The task:
Render every line of the records below as a JSON list of strings, one string per line, with blank lines omitted.

** START OF Supplied data **

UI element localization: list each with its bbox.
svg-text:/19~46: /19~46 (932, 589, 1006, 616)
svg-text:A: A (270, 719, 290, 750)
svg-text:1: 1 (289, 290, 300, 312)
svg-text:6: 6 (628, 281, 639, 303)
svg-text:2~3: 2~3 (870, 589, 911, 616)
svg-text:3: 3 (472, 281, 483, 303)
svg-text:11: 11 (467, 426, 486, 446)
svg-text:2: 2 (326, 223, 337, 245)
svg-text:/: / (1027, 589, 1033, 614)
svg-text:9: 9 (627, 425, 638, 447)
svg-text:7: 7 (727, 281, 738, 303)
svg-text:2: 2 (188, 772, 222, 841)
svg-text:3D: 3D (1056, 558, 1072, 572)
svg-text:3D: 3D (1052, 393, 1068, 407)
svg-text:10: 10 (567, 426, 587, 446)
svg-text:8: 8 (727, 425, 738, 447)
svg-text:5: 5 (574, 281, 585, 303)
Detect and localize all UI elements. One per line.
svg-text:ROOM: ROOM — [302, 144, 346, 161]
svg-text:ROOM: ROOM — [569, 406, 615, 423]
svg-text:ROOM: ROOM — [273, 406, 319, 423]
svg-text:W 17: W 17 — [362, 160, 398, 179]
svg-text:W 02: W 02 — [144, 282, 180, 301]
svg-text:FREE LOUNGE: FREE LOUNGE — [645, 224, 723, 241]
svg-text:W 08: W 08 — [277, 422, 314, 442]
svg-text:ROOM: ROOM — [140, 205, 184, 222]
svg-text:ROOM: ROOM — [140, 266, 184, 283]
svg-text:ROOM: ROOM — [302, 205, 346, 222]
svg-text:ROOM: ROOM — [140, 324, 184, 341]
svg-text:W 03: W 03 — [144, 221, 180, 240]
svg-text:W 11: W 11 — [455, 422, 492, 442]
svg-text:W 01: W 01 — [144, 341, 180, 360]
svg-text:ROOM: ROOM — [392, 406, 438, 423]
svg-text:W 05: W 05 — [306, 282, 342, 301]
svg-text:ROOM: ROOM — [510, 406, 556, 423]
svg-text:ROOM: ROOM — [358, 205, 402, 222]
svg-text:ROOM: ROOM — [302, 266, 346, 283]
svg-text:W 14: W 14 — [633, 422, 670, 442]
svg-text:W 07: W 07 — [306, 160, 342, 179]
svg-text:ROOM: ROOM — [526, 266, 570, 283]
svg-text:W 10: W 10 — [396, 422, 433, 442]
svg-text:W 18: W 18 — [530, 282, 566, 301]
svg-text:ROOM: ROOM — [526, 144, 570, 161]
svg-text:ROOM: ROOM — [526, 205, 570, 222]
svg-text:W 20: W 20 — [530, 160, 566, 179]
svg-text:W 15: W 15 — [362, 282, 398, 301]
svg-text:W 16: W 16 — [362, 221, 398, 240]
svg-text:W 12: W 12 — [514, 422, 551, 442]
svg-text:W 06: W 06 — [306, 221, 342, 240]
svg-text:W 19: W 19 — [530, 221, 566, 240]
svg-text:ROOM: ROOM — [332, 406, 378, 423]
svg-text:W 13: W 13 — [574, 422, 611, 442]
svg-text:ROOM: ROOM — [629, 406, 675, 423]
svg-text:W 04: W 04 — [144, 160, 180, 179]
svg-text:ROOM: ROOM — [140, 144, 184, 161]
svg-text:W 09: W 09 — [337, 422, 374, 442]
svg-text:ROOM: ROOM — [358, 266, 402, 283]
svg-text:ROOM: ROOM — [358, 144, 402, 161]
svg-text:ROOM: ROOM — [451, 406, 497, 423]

** END OF Supplied data **

Solution:
[
  "UI element localization: list each with its bbox.",
  "svg-text:/19~46: /19~46 (932, 589, 1006, 616)",
  "svg-text:A: A (270, 719, 290, 750)",
  "svg-text:1: 1 (289, 290, 300, 312)",
  "svg-text:6: 6 (628, 281, 639, 303)",
  "svg-text:2~3: 2~3 (870, 589, 911, 616)",
  "svg-text:3: 3 (472, 281, 483, 303)",
  "svg-text:11: 11 (467, 426, 486, 446)",
  "svg-text:2: 2 (326, 223, 337, 245)",
  "svg-text:/: / (1027, 589, 1033, 614)",
  "svg-text:9: 9 (627, 425, 638, 447)",
  "svg-text:7: 7 (727, 281, 738, 303)",
  "svg-text:2: 2 (188, 772, 222, 841)",
  "svg-text:3D: 3D (1056, 558, 1072, 572)",
  "svg-text:3D: 3D (1052, 393, 1068, 407)",
  "svg-text:10: 10 (567, 426, 587, 446)",
  "svg-text:8: 8 (727, 425, 738, 447)",
  "svg-text:5: 5 (574, 281, 585, 303)",
  "Detect and localize all UI elements. One per line.",
  "svg-text:ROOM: ROOM — [302, 144, 346, 161]",
  "svg-text:ROOM: ROOM — [569, 406, 615, 423]",
  "svg-text:ROOM: ROOM — [273, 406, 319, 423]",
  "svg-text:W 17: W 17 — [362, 160, 398, 179]",
  "svg-text:W 02: W 02 — [144, 282, 180, 301]",
  "svg-text:FREE LOUNGE: FREE LOUNGE — [645, 224, 723, 241]",
  "svg-text:W 08: W 08 — [277, 422, 314, 442]",
  "svg-text:ROOM: ROOM — [140, 205, 184, 222]",
  "svg-text:ROOM: ROOM — [140, 266, 184, 283]",
  "svg-text:ROOM: ROOM — [302, 205, 346, 222]",
  "svg-text:ROOM: ROOM — [140, 324, 184, 341]",
  "svg-text:W 03: W 03 — [144, 221, 180, 240]",
  "svg-text:W 11: W 11 — [455, 422, 492, 442]",
  "svg-text:W 01: W 01 — [144, 341, 180, 360]",
  "svg-text:ROOM: ROOM — [392, 406, 438, 423]",
  "svg-text:W 05: W 05 — [306, 282, 342, 301]",
  "svg-text:ROOM: ROOM — [510, 406, 556, 423]",
  "svg-text:ROOM: ROOM — [358, 205, 402, 222]",
  "svg-text:ROOM: ROOM — [302, 266, 346, 283]",
  "svg-text:W 14: W 14 — [633, 422, 670, 442]",
  "svg-text:W 07: W 07 — [306, 160, 342, 179]",
  "svg-text:ROOM: ROOM — [526, 266, 570, 283]",
  "svg-text:W 10: W 10 — [396, 422, 433, 442]",
  "svg-text:W 18: W 18 — [530, 282, 566, 301]",
  "svg-text:ROOM: ROOM — [526, 144, 570, 161]",
  "svg-text:ROOM: ROOM — [526, 205, 570, 222]",
  "svg-text:W 20: W 20 — [530, 160, 566, 179]",
  "svg-text:W 15: W 15 — [362, 282, 398, 301]",
  "svg-text:W 16: W 16 — [362, 221, 398, 240]",
  "svg-text:W 12: W 12 — [514, 422, 551, 442]",
  "svg-text:W 06: W 06 — [306, 221, 342, 240]",
  "svg-text:W 19: W 19 — [530, 221, 566, 240]",
  "svg-text:ROOM: ROOM — [332, 406, 378, 423]",
  "svg-text:W 13: W 13 — [574, 422, 611, 442]",
  "svg-text:ROOM: ROOM — [629, 406, 675, 423]",
  "svg-text:W 04: W 04 — [144, 160, 180, 179]",
  "svg-text:ROOM: ROOM — [140, 144, 184, 161]",
  "svg-text:W 09: W 09 — [337, 422, 374, 442]",
  "svg-text:ROOM: ROOM — [358, 266, 402, 283]",
  "svg-text:ROOM: ROOM — [358, 144, 402, 161]",
  "svg-text:ROOM: ROOM — [451, 406, 497, 423]"
]